__Source extract__
-- Opening Marker --
Copyright © 2021 Electric Power Research Institute, Inc. All Rights Reserved.
Copyright © 2021 Electric Power Research Institute, Inc. All Rights Reserved.

Latest revision as of 16:29, 12 April 2022


User Guide and Technical Documentation for the Distributed Energy Resources Value Estimation Tool (DER-VET™)

DERVET E.PNG

DER-VET provides a free, publicly accessible, open-source platform for calculating, understanding, and optimizing the value of distributed energy resources (DER) based on their technical merits and constraints. An extension of EPRI's StorageVET® tool, DER-VET supports site-specific assessments of energy storage and additional DER technologies—including solar, wind, demand response, electric vehicle charging, internal combustion engines, and combined heat and power—in different configurations, such as microgrids or standalone resources. It uses load and other data to determine optimal size, duration, and other characteristics for maximizing benefits based on site conditions. Customers, developers, utilities, and regulators across the industry can apply this tool to inform project-level or broader decisions based on sound technical understanding and unbiased cost-performance data.

DER-VET was developed with funding from the California Energy Commission. EPRI plans to support continuing updates and enhancements.

Single Line Diagram

Introduction to DER-VET

DER-VET is an open-source, optimization-based planning tool to aid in the design of distributed energy resource and microgrid deployments to maximize benefit to individual customers, ratepayers, and to society. DER-VET provides a platform to model the operation and subsequent value of a set of DERs (“DER mix”), potentially configured in a microgrid, collectively providing a set of stacked services. DER-VET uses load and other site-specific data to optionally optimize the size of the DERs concurrently with its dispatch optimization. The technologies modeled in DER-VET include various types of energy storage, intermittent renewable generation, fueled generation, controllable loads/electric vehicles, and hybrid resources like combined heat and power (CHP). These energy resources can be used in any combination to improve grid reliability, improve customer resilience by providing backup to local critical loads, decrease the electricity bill incurred by the site, participate in wholesale energy or ancillary services markets, provide demand response or resource adequacy, or some allowable combination of these. DER-VET could be connected with the grid simulation tools (for example OpenDSS™, DRIVE, etc.) to allow for easy transitions between the models.

It is the next generation of EPRI’s energy storage and distributed energy resources valuation tools. It expands the functionality, accessibility, and transparency of the previous two iterations of EPRI’s storage valuation tools, the Energy Storage Valuation Tool (ESVT), then the Storage Value Estimation Tool (StorageVET 1.0 & 2.0). The analytical core of the tool has been written in the free and increasingly popular Python programming language. As an open-source tool, DER-VET seeks to leverage the culture of community feedback and support of its users and the free-to-use libraries in Python.
-- Closing Marker --
__Data for analysis__
-- Opening Marker --
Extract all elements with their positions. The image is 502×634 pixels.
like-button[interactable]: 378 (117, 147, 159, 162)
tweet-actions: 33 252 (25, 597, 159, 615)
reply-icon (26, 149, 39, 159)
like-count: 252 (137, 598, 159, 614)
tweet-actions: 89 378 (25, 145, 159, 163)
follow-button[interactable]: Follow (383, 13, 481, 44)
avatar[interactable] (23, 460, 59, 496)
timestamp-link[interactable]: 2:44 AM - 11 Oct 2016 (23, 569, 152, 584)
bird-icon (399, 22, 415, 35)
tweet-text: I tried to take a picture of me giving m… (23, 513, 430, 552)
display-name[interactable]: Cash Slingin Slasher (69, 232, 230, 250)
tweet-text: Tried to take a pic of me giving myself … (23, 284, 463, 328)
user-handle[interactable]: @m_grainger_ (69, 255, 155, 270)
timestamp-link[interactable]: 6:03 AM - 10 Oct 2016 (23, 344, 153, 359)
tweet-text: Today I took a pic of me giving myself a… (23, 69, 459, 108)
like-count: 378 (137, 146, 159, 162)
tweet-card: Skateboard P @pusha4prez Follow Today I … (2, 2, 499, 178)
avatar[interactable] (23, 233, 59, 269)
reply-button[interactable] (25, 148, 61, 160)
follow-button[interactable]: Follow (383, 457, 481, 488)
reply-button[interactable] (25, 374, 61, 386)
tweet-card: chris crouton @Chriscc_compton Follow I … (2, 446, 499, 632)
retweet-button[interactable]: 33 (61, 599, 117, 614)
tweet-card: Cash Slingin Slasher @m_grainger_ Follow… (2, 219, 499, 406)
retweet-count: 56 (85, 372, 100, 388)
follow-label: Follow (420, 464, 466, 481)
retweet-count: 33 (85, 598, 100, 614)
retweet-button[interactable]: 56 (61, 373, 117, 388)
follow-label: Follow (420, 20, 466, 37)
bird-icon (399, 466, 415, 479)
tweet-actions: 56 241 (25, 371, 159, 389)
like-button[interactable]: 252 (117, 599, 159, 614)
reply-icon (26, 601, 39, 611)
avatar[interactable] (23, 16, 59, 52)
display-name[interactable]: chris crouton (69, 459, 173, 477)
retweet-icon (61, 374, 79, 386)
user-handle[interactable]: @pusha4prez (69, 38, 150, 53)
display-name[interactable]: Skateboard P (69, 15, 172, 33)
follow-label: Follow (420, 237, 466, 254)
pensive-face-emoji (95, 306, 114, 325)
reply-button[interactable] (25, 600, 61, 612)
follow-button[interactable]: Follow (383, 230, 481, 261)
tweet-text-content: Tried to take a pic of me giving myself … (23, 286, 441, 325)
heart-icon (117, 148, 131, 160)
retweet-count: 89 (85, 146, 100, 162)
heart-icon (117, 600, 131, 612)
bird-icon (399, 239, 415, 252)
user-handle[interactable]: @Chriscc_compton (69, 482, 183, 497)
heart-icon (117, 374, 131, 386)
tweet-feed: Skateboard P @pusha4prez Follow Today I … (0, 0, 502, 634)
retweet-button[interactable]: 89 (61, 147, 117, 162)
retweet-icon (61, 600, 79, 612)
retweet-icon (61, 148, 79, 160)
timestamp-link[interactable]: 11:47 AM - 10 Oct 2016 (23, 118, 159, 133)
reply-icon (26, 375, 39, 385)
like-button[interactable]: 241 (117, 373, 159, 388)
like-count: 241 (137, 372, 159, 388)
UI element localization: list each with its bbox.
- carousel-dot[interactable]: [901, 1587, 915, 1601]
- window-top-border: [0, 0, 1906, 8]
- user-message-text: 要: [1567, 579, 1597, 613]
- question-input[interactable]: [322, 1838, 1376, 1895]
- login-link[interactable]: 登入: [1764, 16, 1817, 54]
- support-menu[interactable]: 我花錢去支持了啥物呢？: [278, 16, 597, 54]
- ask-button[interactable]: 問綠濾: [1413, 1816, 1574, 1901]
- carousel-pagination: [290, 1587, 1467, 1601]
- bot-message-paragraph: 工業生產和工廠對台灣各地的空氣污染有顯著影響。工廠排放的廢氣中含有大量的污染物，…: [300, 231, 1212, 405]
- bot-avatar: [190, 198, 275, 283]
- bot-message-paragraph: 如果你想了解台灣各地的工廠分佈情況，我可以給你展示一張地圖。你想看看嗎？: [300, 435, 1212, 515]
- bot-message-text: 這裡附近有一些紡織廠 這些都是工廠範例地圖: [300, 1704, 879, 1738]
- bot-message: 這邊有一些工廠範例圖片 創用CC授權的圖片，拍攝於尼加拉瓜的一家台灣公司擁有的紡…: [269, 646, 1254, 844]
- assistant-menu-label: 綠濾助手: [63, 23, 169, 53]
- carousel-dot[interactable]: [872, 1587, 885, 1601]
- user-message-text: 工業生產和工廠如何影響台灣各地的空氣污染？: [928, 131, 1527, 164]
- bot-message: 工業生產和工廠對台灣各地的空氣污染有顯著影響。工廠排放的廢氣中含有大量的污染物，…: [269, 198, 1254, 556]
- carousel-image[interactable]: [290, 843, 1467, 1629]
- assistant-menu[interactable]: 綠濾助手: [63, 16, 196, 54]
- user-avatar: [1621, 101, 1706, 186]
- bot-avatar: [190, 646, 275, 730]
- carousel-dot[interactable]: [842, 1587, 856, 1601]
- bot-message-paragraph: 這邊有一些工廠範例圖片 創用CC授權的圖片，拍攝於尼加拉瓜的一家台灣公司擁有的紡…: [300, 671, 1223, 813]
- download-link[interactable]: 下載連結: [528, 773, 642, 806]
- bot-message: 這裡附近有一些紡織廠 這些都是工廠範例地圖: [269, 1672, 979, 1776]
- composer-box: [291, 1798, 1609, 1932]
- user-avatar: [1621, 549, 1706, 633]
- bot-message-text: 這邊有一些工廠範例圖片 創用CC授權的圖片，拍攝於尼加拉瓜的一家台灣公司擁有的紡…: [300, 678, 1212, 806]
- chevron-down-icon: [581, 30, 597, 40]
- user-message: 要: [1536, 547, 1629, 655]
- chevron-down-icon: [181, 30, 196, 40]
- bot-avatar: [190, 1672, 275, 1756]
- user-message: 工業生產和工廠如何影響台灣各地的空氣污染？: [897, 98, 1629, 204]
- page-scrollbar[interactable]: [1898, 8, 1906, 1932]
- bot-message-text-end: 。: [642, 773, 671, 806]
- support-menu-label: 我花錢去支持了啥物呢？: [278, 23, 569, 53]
-- Closing Marker --
__Things to do__
1. From the DER-VET overview, reproduce the passage between "It is the next" and "libraries in Python.", inclusive.
2. Which organization funded the development of DER-VET, according to the DER-VET overview?

__Problem solutions__
1.
It is the next generation of EPRI’s energy storage and distributed energy resources valuation tools. It expands the functionality, accessibility, and transparency of the previous two iterations of EPRI’s storage valuation tools, the Energy Storage Valuation Tool (ESVT), then the Storage Value Estimation Tool (StorageVET 1.0 & 2.0). The analytical core of the tool has been written in the free and increasingly popular Python programming language. As an open-source tool, DER-VET seeks to leverage the culture of community feedback and support of its users and the free-to-use libraries in Python.

2. The California Energy Commission